Your task is to restate the data word for word.
• • •
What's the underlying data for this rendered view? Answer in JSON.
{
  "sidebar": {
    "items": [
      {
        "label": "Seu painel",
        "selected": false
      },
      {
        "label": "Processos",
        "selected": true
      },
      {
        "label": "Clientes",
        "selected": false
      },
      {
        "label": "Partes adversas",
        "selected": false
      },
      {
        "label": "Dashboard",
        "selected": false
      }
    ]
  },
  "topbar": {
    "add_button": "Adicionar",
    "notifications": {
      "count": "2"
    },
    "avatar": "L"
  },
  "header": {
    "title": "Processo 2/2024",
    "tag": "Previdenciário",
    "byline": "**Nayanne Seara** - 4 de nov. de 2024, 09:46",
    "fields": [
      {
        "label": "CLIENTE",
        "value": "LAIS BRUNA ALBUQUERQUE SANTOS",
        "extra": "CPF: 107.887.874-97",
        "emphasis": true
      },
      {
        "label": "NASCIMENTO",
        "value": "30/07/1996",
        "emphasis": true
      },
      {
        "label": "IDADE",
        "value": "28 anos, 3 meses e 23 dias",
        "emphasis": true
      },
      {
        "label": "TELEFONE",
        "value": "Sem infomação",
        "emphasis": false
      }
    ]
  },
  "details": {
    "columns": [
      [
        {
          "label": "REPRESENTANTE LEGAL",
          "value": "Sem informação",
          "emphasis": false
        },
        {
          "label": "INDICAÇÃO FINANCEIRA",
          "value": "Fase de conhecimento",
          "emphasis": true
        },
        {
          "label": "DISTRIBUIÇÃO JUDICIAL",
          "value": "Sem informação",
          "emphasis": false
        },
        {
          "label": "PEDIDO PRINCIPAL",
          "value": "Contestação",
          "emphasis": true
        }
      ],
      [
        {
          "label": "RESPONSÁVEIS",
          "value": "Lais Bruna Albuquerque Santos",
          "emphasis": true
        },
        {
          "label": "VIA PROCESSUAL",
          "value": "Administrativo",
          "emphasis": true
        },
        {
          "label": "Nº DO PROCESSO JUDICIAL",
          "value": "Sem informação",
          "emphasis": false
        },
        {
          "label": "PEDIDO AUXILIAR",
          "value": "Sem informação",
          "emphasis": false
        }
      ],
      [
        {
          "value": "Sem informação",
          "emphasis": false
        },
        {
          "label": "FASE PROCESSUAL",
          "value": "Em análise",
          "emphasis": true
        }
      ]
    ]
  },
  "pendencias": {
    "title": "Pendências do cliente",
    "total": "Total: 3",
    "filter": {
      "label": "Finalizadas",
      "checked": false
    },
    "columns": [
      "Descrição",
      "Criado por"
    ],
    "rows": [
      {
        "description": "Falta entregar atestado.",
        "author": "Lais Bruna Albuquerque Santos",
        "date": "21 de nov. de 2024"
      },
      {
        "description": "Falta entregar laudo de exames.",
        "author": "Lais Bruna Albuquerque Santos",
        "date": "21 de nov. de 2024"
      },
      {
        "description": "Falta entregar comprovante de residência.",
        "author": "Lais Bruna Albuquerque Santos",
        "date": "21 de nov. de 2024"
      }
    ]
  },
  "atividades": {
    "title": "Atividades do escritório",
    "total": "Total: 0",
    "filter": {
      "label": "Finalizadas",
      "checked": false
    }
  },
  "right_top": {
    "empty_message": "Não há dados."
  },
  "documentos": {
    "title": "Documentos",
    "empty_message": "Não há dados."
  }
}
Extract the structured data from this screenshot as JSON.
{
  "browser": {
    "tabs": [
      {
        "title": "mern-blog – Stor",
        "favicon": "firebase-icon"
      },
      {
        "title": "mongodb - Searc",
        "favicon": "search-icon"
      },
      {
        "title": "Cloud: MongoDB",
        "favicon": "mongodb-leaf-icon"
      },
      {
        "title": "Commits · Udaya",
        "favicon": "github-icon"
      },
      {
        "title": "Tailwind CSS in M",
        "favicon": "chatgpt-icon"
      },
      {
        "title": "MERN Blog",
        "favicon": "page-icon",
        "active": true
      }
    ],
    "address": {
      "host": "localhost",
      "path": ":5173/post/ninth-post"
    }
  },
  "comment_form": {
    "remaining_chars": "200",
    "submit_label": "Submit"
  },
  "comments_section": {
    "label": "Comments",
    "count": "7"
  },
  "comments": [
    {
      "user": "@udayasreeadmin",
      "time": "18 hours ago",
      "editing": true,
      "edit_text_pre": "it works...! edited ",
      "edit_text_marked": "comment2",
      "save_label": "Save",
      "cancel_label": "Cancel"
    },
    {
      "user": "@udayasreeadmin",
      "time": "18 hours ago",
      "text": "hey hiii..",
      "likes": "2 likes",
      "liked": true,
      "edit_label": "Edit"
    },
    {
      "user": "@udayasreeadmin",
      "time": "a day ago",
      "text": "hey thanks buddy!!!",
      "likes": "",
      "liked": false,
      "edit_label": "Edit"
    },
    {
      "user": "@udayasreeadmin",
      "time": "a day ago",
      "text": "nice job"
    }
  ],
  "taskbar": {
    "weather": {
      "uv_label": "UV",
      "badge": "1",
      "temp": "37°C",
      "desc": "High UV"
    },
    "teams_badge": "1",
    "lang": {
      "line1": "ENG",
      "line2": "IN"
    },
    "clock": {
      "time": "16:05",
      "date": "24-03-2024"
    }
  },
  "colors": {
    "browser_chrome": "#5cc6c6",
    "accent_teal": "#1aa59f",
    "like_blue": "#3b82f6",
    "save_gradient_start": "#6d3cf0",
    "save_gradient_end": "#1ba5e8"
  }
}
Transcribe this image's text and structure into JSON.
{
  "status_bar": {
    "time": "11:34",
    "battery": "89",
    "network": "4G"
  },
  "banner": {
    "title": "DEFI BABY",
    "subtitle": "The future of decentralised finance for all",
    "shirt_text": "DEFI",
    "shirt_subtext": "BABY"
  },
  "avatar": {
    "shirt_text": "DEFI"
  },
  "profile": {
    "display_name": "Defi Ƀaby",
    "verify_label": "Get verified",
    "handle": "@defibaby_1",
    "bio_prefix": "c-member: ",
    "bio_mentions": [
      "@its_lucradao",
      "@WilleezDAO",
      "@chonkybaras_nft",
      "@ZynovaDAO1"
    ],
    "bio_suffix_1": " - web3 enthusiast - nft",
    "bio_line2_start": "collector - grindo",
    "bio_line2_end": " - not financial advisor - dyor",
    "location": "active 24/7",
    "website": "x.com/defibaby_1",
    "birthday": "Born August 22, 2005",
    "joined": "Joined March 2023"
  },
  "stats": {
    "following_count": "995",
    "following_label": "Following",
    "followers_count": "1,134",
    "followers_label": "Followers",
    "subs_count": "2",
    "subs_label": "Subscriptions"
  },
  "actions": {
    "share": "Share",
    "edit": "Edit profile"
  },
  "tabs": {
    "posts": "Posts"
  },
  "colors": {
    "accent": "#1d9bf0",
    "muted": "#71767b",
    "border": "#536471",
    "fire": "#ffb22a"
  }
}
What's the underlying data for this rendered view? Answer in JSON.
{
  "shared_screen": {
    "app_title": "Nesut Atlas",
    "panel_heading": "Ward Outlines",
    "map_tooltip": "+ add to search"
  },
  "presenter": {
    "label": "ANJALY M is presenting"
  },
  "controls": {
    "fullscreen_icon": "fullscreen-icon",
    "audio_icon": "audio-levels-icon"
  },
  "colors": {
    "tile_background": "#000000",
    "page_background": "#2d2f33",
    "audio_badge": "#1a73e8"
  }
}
• • •
→ THE RESULT
What's the underlying data for this rendered view? Answer in JSON.
{
  "sidebar": {
    "items": [
      {
        "label": "Seu painel",
        "selected": false
      },
      {
        "label": "Processos",
        "selected": true
      },
      {
        "label": "Clientes",
        "selected": false
      },
      {
        "label": "Partes adversas",
        "selected": false
      },
      {
        "label": "Dashboard",
        "selected": false
      }
    ]
  },
  "topbar": {
    "add_button": "Adicionar",
    "notifications": {
      "count": "2"
    },
    "avatar": "L"
  },
  "header": {
    "title": "Processo 2/2024",
    "tag": "Previdenciário",
    "byline": "**Nayanne Seara** - 4 de nov. de 2024, 09:46",
    "fields": [
      {
        "label": "CLIENTE",
        "value": "LAIS BRUNA ALBUQUERQUE SANTOS",
        "extra": "CPF: 107.887.874-97",
        "emphasis": true
      },
      {
        "label": "NASCIMENTO",
        "value": "30/07/1996",
        "emphasis": true
      },
      {
        "label": "IDADE",
        "value": "28 anos, 3 meses e 23 dias",
        "emphasis": true
      },
      {
        "label": "TELEFONE",
        "value": "Sem infomação",
        "emphasis": false
      }
    ]
  },
  "details": {
    "columns": [
      [
        {
          "label": "REPRESENTANTE LEGAL",
          "value": "Sem informação",
          "emphasis": false
        },
        {
          "label": "INDICAÇÃO FINANCEIRA",
          "value": "Fase de conhecimento",
          "emphasis": true
        },
        {
          "label": "DISTRIBUIÇÃO JUDICIAL",
          "value": "Sem informação",
          "emphasis": false
        },
        {
          "label": "PEDIDO PRINCIPAL",
          "value": "Contestação",
          "emphasis": true
        }
      ],
      [
        {
          "label": "RESPONSÁVEIS",
          "value": "Lais Bruna Albuquerque Santos",
          "emphasis": true
        },
        {
          "label": "VIA PROCESSUAL",
          "value": "Administrativo",
          "emphasis": true
        },
        {
          "label": "Nº DO PROCESSO JUDICIAL",
          "value": "Sem informação",
          "emphasis": false
        },
        {
          "label": "PEDIDO AUXILIAR",
          "value": "Sem informação",
          "emphasis": false
        }
      ],
      [
        {
          "value": "Sem informação",
          "emphasis": false
        },
        {
          "label": "FASE PROCESSUAL",
          "value": "Em análise",
          "emphasis": true
        }
      ]
    ]
  },
  "pendencias": {
    "title": "Pendências do cliente",
    "total": "Total: 3",
    "filter": {
      "label": "Finalizadas",
      "checked": false
    },
    "columns": [
      "Descrição",
      "Criado por"
    ],
    "rows": [
      {
        "description": "Falta entregar atestado.",
        "author": "Lais Bruna Albuquerque Santos",
        "date": "21 de nov. de 2024"
      },
      {
        "description": "Falta entregar laudo de exames.",
        "author": "Lais Bruna Albuquerque Santos",
        "date": "21 de nov. de 2024"
      },
      {
        "description": "Falta entregar comprovante de residência.",
        "author": "Lais Bruna Albuquerque Santos",
        "date": "21 de nov. de 2024"
      }
    ]
  },
  "atividades": {
    "title": "Atividades do escritório",
    "total": "Total: 0",
    "filter": {
      "label": "Finalizadas",
      "checked": false
    }
  },
  "right_top": {
    "empty_message": "Não há dados."
  },
  "documentos": {
    "title": "Documentos",
    "empty_message": "Não há dados."
  }
}
Extract the structured data from this screenshot as JSON.
{
  "browser": {
    "tabs": [
      {
        "title": "mern-blog – Stor",
        "favicon": "firebase-icon"
      },
      {
        "title": "mongodb - Searc",
        "favicon": "search-icon"
      },
      {
        "title": "Cloud: MongoDB",
        "favicon": "mongodb-leaf-icon"
      },
      {
        "title": "Commits · Udaya",
        "favicon": "github-icon"
      },
      {
        "title": "Tailwind CSS in M",
        "favicon": "chatgpt-icon"
      },
      {
        "title": "MERN Blog",
        "favicon": "page-icon",
        "active": true
      }
    ],
    "address": {
      "host": "localhost",
      "path": ":5173/post/ninth-post"
    }
  },
  "comment_form": {
    "remaining_chars": "200",
    "submit_label": "Submit"
  },
  "comments_section": {
    "label": "Comments",
    "count": "7"
  },
  "comments": [
    {
      "user": "@udayasreeadmin",
      "time": "18 hours ago",
      "editing": true,
      "edit_text_pre": "it works...! edited ",
      "edit_text_marked": "comment2",
      "save_label": "Save",
      "cancel_label": "Cancel"
    },
    {
      "user": "@udayasreeadmin",
      "time": "18 hours ago",
      "text": "hey hiii..",
      "likes": "2 likes",
      "liked": true,
      "edit_label": "Edit"
    },
    {
      "user": "@udayasreeadmin",
      "time": "a day ago",
      "text": "hey thanks buddy!!!",
      "likes": "",
      "liked": false,
      "edit_label": "Edit"
    },
    {
      "user": "@udayasreeadmin",
      "time": "a day ago",
      "text": "nice job"
    }
  ],
  "taskbar": {
    "weather": {
      "uv_label": "UV",
      "badge": "1",
      "temp": "37°C",
      "desc": "High UV"
    },
    "teams_badge": "1",
    "lang": {
      "line1": "ENG",
      "line2": "IN"
    },
    "clock": {
      "time": "16:05",
      "date": "24-03-2024"
    }
  },
  "colors": {
    "browser_chrome": "#5cc6c6",
    "accent_teal": "#1aa59f",
    "like_blue": "#3b82f6",
    "save_gradient_start": "#6d3cf0",
    "save_gradient_end": "#1ba5e8"
  }
}
Transcribe this image's text and structure into JSON.
{
  "status_bar": {
    "time": "11:34",
    "battery": "89",
    "network": "4G"
  },
  "banner": {
    "title": "DEFI BABY",
    "subtitle": "The future of decentralised finance for all",
    "shirt_text": "DEFI",
    "shirt_subtext": "BABY"
  },
  "avatar": {
    "shirt_text": "DEFI"
  },
  "profile": {
    "display_name": "Defi Ƀaby",
    "verify_label": "Get verified",
    "handle": "@defibaby_1",
    "bio_prefix": "c-member: ",
    "bio_mentions": [
      "@its_lucradao",
      "@WilleezDAO",
      "@chonkybaras_nft",
      "@ZynovaDAO1"
    ],
    "bio_suffix_1": " - web3 enthusiast - nft",
    "bio_line2_start": "collector - grindo",
    "bio_line2_end": " - not financial advisor - dyor",
    "location": "active 24/7",
    "website": "x.com/defibaby_1",
    "birthday": "Born August 22, 2005",
    "joined": "Joined March 2023"
  },
  "stats": {
    "following_count": "995",
    "following_label": "Following",
    "followers_count": "1,134",
    "followers_label": "Followers",
    "subs_count": "2",
    "subs_label": "Subscriptions"
  },
  "actions": {
    "share": "Share",
    "edit": "Edit profile"
  },
  "tabs": {
    "posts": "Posts"
  },
  "colors": {
    "accent": "#1d9bf0",
    "muted": "#71767b",
    "border": "#536471",
    "fire": "#ffb22a"
  }
}
What's the underlying data for this rendered view? Answer in JSON.
{
  "shared_screen": {
    "app_title": "Nesut Atlas",
    "panel_heading": "Ward Outlines",
    "map_tooltip": "+ add to search"
  },
  "presenter": {
    "label": "ANJALY M is presenting"
  },
  "controls": {
    "fullscreen_icon": "fullscreen-icon",
    "audio_icon": "audio-levels-icon"
  },
  "colors": {
    "tile_background": "#000000",
    "page_background": "#2d2f33",
    "audio_badge": "#1a73e8"
  }
}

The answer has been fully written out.